--- begin SOURCE ---

The LLMC 1996’s standard for breaking limitation is extremely demanding — and by design. Under Article 4 of the Convention, a person is not entitled to limit their liability if it is proved that the loss resulted from their personal act or omission, committed with the intent to cause such a loss, or recklessly and with knowledge that such loss would probably result.

Several features of this test make it very difficult to satisfy in practice. First, the burden of proof lies on the claimant — it is not for the shipowner to prove entitlement to limit, but for the claimant to prove that the test is met. Second, the act or omission must be personal — conduct by the ship’s crew or officers is not sufficient, even where the shipowner is vicariously liable for it. It must be the actual personal conduct of the individual shipowner (or, in the case of a company, of the directing mind and will of the company). Third, the intent or recklessness must be proved to a high standard — negligence, even gross negligence, is not enough.

In practice, this means that the LLMC 1996 limitation fund is almost never successfully challenged. It is precisely this near-absolute quality that makes the convention so commercially valuable to shipowners — and so important to understand and invoke correctly following a serious incident.

How to Invoke Limitation of Liability in Malaysia  

A shipowner wishing to invoke the limitation regime under the LLMC 1996 must take active legal steps — limitation does not apply automatically. The process involves the following key steps:

  1. Step 1 — Assess the incident and the claims: As soon as a serious incident occurs, the shipowner should engage a maritime lawyer to assess the likely claims, identify the applicable limitation regime, and calculate the available limitation fund.

--- end SOURCE ---

[SHORT PROBLEM A] In the records, starting with the line containing "y-tick-label: 177.00 — [903, 309, 925, 316]" and going on through the line containing "indicator: VRVP (Number", edit each line by replacing "annotation-line" with "annotation-text" and leaving everything else unchanged. Return only those lines.

--- begin SOURCE DATA ---

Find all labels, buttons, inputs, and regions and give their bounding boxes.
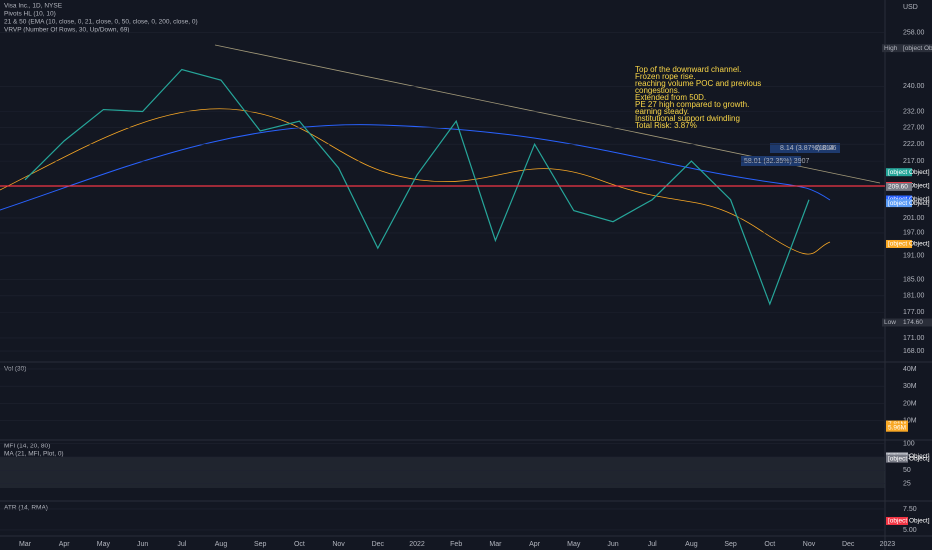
y-tick-label: 177.00 — [903, 309, 925, 316]
x-tick-label: Sep — [724, 541, 737, 548]
high-tag — [882, 44, 932, 53]
y-tick-label: 5.00 — [903, 527, 917, 534]
measure-label: 8.14 (3.87%) 814 — [780, 145, 834, 152]
x-tick-label: Aug — [685, 541, 698, 548]
x-tick-label: Apr — [59, 541, 71, 548]
price-tag — [886, 182, 912, 191]
annotation-line: PE 27 high compared to growth. — [635, 100, 749, 109]
y-tick-label: 50 — [903, 467, 911, 474]
y-tick-label: 258.00 — [903, 29, 925, 36]
annotation-line: Top of the downward channel. — [635, 65, 741, 74]
value-tag-label: 5.96M — [888, 424, 906, 431]
x-tick-label: Jul — [177, 541, 186, 548]
value-tag-label: [object Object] — [888, 518, 930, 525]
x-tick-label: 2023 — [880, 541, 896, 548]
x-tick-label: Sep — [254, 541, 267, 548]
x-tick-label: 2022 — [409, 541, 425, 548]
y-tick-label: 240.00 — [903, 83, 925, 90]
value-tag — [886, 516, 908, 525]
price-tag — [886, 239, 912, 248]
annotation-line: Extended from 50D. — [635, 93, 706, 102]
y-tick-label: 191.00 — [903, 253, 925, 260]
y-tick-label: 232.00 — [903, 108, 925, 115]
annotation-line: congestions. — [635, 86, 680, 95]
y-tick-label: 185.00 — [903, 276, 925, 283]
price-tag-label: [object Object] — [888, 169, 930, 176]
y-tick-label: 217.00 — [903, 158, 925, 165]
x-tick-label: Oct — [294, 541, 305, 548]
indicator: Pivots HL (10, 10) — [4, 11, 56, 18]
price-tag — [886, 168, 912, 177]
ema-50 — [0, 108, 831, 255]
x-tick-label: Feb — [450, 541, 462, 548]
currency: USD — [903, 4, 918, 11]
indicator: VRVP (Number Of Rows, 30, Up/Down, 69) — [4, 27, 129, 34]
y-tick-label: 7.50 — [903, 506, 917, 513]
pane-title: Vol (30) — [4, 366, 26, 373]
price-tag-label: [object Object] — [888, 241, 930, 248]
x-tick-label: Oct — [764, 541, 775, 548]
x-tick-label: May — [97, 541, 111, 548]
annotation-line: Institutional support dwindling — [635, 114, 740, 123]
x-tick-label: Dec — [842, 541, 855, 548]
low-tag — [882, 318, 932, 327]
y-tick-label: 171.00 — [903, 335, 925, 342]
measure-label: 210.06 — [815, 145, 837, 152]
y-tick-label: 30M — [903, 383, 917, 390]
x-tick-label: Jun — [607, 541, 618, 548]
y-tick-label: 40M — [903, 366, 917, 373]
y-tick-label: 20M — [903, 400, 917, 407]
annotation-line: earning steady. — [635, 107, 689, 116]
y-tick-label: 197.00 — [903, 230, 925, 237]
x-tick-label: Apr — [529, 541, 541, 548]
measure-box — [770, 143, 840, 153]
x-tick-label: Mar — [489, 541, 502, 548]
x-tick-label: Aug — [215, 541, 228, 548]
annotation-line: Total Risk: 3.87% — [635, 121, 697, 130]
x-tick-label: May — [567, 541, 581, 548]
value-tag — [886, 454, 908, 463]
x-tick-label: Dec — [372, 541, 385, 548]
pane-title: ATR (14, RMA) — [4, 505, 48, 512]
y-tick-label: 25 — [903, 481, 911, 488]
price-tag-label: 209.60 — [888, 184, 908, 191]
y-tick-label: 100 — [903, 441, 915, 448]
low-tag-value: 174.60 — [903, 319, 923, 326]
price-line — [24, 68, 810, 306]
indicator: 21 & 50 (EMA (10, close, 0, 21, close, 0… — [4, 19, 198, 26]
low-tag-name: Low — [884, 319, 896, 326]
annotation-line: Frozen rope rise. — [635, 72, 695, 81]
legend-title: Visa Inc., 1D, NYSE — [4, 3, 63, 10]
x-tick-label: Nov — [332, 541, 345, 548]
ema-200 — [0, 124, 831, 211]
x-tick-label: Mar — [19, 541, 32, 548]
y-tick-label: 227.00 — [903, 125, 925, 132]
y-tick-label: 168.00 — [903, 348, 925, 355]
y-tick-label: 10M — [903, 418, 917, 425]
value-tag-label: [object Object] — [888, 455, 930, 462]
pane-subtitle: MA (21, MFI, Plot, 0) — [4, 451, 64, 458]
high-tag-value: [object Object] — [903, 45, 932, 52]
y-tick-label: 181.00 — [903, 293, 925, 300]
price-tag — [886, 199, 912, 208]
high-tag-name: High — [884, 45, 898, 52]
annotation-line: reaching volume POC and previous — [635, 79, 761, 88]
y-tick-label: 222.00 — [903, 141, 925, 148]
pane-title: MFI (14, 20, 80) — [4, 443, 50, 450]
x-tick-label: Jul — [648, 541, 657, 548]
value-tag — [886, 423, 908, 432]
value-tag-label: [object Object] — [888, 453, 930, 460]
price-tag-label: [object Object] — [888, 200, 930, 207]
y-tick-label: 201.00 — [903, 215, 925, 222]
x-tick-label: Jun — [137, 541, 148, 548]
mfi-band — [0, 457, 885, 488]
x-tick-label: Nov — [803, 541, 816, 548]
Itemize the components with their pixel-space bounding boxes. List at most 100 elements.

--- end SOURCE DATA ---

[SHORT PROBLEM B] Copy word for word the passage of the limitation text starting with "In practice, this" and going on through "available limitation fund.".

[REPLY A]
y-tick-label: 177.00 — [903, 309, 925, 316]
x-tick-label: Sep — [724, 541, 737, 548]
high-tag — [882, 44, 932, 53]
y-tick-label: 5.00 — [903, 527, 917, 534]
measure-label: 8.14 (3.87%) 814 — [780, 145, 834, 152]
x-tick-label: Aug — [685, 541, 698, 548]
x-tick-label: Apr — [59, 541, 71, 548]
price-tag — [886, 182, 912, 191]
annotation-text: PE 27 high compared to growth. — [635, 100, 749, 109]
y-tick-label: 50 — [903, 467, 911, 474]
y-tick-label: 258.00 — [903, 29, 925, 36]
annotation-text: Top of the downward channel. — [635, 65, 741, 74]
value-tag-label: 5.96M — [888, 424, 906, 431]
x-tick-label: Jul — [177, 541, 186, 548]
value-tag-label: [object Object] — [888, 518, 930, 525]
x-tick-label: 2023 — [880, 541, 896, 548]
x-tick-label: Sep — [254, 541, 267, 548]
x-tick-label: 2022 — [409, 541, 425, 548]
y-tick-label: 240.00 — [903, 83, 925, 90]
value-tag — [886, 516, 908, 525]
price-tag — [886, 239, 912, 248]
annotation-text: Extended from 50D. — [635, 93, 706, 102]
y-tick-label: 191.00 — [903, 253, 925, 260]
y-tick-label: 232.00 — [903, 108, 925, 115]
annotation-text: congestions. — [635, 86, 680, 95]
y-tick-label: 185.00 — [903, 276, 925, 283]
price-tag-label: [object Object] — [888, 169, 930, 176]
y-tick-label: 217.00 — [903, 158, 925, 165]
x-tick-label: Oct — [294, 541, 305, 548]
indicator: Pivots HL (10, 10) — [4, 11, 56, 18]
price-tag — [886, 168, 912, 177]
ema-50 — [0, 108, 831, 255]
x-tick-label: Feb — [450, 541, 462, 548]
currency: USD — [903, 4, 918, 11]
indicator: VRVP (Number Of Rows, 30, Up/Down, 69) — [4, 27, 129, 34]

[REPLY B]
In practice, this means that the LLMC 1996 limitation fund is almost never successfully challenged. It is precisely this near-absolute quality that makes the convention so commercially valuable to shipowners — and so important to understand and invoke correctly following a serious incident.

How to Invoke Limitation of Liability in Malaysia  

A shipowner wishing to invoke the limitation regime under the LLMC 1996 must take active legal steps — limitation does not apply automatically. The process involves the following key steps:

  1. Step 1 — Assess the incident and the claims: As soon as a serious incident occurs, the shipowner should engage a maritime lawyer to assess the likely claims, identify the applicable limitation regime, and calculate the available limitation fund.